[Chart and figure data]
:::

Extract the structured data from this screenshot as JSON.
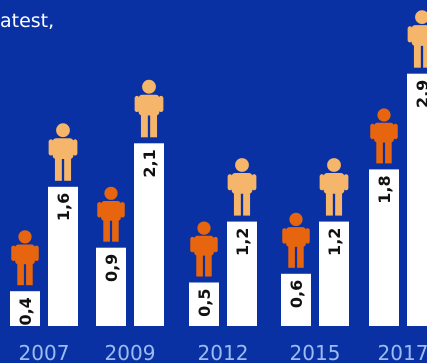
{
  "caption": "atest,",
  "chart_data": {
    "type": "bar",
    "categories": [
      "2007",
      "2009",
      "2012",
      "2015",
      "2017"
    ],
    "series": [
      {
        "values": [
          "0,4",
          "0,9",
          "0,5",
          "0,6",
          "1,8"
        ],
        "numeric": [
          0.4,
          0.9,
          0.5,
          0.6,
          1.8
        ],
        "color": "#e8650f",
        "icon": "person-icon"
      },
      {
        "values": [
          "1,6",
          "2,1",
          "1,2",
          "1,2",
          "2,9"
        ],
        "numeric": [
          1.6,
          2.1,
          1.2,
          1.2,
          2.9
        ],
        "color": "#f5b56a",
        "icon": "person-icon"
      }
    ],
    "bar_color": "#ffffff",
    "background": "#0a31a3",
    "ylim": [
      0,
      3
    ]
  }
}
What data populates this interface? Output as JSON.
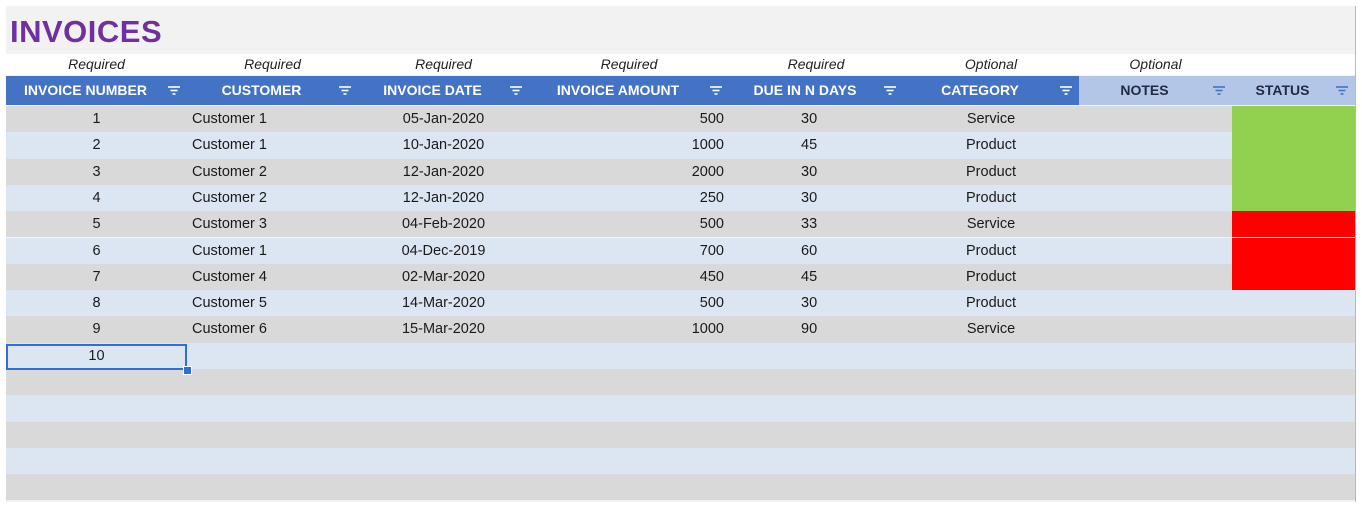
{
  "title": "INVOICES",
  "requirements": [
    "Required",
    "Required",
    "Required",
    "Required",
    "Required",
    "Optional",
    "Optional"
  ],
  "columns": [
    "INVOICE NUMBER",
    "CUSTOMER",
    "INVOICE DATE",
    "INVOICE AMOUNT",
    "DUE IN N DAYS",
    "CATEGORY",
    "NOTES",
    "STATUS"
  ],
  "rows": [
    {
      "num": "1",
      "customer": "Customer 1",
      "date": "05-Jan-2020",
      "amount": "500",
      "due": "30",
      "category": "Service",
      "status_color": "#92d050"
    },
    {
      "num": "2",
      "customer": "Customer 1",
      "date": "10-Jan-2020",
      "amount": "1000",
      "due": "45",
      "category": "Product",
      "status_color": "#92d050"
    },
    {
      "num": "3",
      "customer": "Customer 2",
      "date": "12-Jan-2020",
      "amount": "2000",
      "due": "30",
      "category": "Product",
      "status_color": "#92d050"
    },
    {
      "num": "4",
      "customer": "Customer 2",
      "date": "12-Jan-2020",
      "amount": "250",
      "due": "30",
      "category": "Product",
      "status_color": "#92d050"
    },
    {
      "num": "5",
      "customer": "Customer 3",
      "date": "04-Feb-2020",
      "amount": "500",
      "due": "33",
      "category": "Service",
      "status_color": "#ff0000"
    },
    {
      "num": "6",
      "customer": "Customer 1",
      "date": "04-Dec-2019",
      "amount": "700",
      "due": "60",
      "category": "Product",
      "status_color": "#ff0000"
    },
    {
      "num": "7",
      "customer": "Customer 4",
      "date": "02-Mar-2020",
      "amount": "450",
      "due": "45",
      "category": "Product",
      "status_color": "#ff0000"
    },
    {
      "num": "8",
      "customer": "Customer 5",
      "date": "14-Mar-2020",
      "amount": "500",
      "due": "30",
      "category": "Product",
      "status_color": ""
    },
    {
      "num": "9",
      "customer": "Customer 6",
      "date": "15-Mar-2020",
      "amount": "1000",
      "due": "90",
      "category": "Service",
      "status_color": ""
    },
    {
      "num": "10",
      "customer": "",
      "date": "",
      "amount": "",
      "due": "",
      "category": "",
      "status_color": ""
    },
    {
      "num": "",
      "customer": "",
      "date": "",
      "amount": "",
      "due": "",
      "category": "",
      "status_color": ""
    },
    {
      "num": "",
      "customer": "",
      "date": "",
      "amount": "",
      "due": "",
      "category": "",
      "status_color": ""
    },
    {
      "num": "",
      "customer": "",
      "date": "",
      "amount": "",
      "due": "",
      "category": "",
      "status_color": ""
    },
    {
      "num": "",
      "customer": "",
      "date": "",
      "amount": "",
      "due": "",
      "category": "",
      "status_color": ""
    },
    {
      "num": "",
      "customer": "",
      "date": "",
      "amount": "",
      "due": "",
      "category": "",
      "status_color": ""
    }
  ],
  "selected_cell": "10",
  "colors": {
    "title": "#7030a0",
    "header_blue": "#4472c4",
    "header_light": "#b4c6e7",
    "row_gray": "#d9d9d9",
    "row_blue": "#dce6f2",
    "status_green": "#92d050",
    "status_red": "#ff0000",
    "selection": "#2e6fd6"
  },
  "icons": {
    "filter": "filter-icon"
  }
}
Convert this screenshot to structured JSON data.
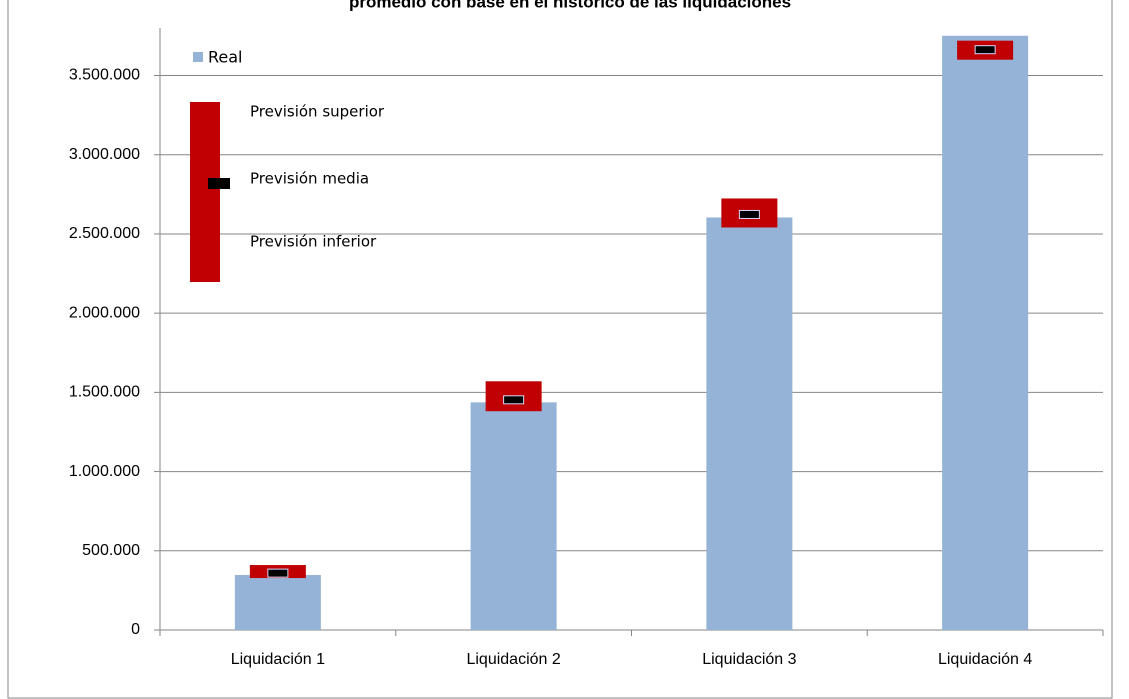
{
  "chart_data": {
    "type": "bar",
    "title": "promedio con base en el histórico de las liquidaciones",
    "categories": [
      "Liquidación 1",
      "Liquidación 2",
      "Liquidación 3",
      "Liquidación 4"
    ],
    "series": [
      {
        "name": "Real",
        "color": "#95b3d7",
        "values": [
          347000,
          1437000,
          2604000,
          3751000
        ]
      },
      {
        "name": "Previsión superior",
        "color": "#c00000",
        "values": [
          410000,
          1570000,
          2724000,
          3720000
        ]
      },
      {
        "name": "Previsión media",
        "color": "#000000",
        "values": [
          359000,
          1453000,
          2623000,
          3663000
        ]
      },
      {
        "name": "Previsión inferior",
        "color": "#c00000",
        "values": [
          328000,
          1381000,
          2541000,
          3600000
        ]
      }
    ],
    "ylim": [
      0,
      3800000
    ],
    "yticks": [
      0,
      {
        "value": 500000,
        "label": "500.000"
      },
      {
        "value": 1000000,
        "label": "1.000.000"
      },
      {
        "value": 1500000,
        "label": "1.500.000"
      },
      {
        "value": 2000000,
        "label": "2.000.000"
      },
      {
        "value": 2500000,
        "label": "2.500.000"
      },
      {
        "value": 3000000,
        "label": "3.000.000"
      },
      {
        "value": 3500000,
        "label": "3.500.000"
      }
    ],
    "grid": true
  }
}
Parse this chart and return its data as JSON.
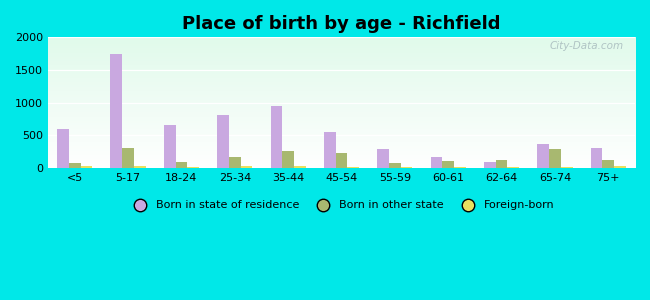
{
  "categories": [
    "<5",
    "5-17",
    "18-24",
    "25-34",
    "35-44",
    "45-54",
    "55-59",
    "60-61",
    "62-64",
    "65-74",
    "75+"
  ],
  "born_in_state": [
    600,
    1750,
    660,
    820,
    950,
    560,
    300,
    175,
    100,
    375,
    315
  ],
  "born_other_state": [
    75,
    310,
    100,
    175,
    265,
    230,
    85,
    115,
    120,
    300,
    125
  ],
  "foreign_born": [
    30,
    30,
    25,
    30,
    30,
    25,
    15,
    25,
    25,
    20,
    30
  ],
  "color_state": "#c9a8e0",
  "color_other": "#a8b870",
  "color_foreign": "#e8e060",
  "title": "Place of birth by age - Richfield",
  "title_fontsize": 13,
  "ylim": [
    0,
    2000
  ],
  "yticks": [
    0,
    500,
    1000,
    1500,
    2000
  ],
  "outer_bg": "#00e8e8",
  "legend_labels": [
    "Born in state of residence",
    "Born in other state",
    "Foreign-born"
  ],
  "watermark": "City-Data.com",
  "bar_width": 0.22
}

:::

Direction:
Reply with one number only: how many lines of the listing hold "this"?

The answer:
4